> _Stored rows_
(begin)
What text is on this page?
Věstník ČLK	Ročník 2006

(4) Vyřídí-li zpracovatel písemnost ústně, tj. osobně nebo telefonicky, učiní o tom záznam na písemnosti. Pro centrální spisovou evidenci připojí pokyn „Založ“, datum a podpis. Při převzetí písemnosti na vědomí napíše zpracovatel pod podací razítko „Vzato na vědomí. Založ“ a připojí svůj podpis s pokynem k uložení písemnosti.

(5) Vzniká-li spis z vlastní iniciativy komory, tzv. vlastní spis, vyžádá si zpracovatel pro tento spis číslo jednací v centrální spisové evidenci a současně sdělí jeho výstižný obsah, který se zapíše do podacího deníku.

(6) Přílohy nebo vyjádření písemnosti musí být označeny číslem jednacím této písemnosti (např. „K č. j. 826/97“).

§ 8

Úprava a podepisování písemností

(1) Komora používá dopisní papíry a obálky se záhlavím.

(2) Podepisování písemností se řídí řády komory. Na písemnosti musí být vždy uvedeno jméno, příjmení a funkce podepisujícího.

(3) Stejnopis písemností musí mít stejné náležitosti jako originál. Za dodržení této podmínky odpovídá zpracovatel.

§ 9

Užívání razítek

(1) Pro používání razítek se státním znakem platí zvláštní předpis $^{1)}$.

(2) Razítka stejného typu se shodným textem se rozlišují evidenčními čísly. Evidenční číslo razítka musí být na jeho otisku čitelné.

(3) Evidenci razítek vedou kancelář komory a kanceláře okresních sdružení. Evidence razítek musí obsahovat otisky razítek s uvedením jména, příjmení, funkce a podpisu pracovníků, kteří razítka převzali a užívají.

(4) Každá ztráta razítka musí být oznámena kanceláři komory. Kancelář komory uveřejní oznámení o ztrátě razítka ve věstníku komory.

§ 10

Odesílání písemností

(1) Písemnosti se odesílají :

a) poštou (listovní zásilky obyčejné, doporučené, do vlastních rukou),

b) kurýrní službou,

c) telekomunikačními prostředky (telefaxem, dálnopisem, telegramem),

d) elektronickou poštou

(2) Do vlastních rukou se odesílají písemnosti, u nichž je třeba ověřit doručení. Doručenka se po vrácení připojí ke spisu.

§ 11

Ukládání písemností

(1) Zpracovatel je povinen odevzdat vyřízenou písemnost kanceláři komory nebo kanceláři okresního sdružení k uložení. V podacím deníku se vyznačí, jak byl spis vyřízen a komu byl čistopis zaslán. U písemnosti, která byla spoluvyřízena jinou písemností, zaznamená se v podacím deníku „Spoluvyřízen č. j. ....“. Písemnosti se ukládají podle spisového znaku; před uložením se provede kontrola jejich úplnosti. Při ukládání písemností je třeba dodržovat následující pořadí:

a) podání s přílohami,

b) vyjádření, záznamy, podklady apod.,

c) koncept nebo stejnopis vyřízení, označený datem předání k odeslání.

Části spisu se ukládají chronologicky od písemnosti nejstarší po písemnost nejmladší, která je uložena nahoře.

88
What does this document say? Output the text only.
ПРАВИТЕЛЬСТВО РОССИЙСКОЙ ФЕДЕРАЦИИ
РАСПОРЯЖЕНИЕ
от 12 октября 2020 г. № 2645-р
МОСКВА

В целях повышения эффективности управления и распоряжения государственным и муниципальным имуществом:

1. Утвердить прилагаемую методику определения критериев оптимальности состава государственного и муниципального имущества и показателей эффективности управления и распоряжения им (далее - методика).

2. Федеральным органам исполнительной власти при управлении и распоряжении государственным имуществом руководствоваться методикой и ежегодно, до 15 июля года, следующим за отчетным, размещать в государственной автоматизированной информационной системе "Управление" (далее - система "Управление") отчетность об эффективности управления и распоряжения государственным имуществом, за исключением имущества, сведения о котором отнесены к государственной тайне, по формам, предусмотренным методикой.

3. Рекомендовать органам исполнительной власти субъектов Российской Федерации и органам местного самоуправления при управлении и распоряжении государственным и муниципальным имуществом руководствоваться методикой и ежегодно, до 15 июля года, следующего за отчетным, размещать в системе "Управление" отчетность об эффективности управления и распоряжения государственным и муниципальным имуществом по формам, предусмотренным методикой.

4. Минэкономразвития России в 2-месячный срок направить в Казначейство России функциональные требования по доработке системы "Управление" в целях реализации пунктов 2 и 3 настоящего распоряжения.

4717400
(end)
> _Task statement_
Report the number of lines in the listing that include the string "razítek"; give nothing but the number.

> _Answer below_
3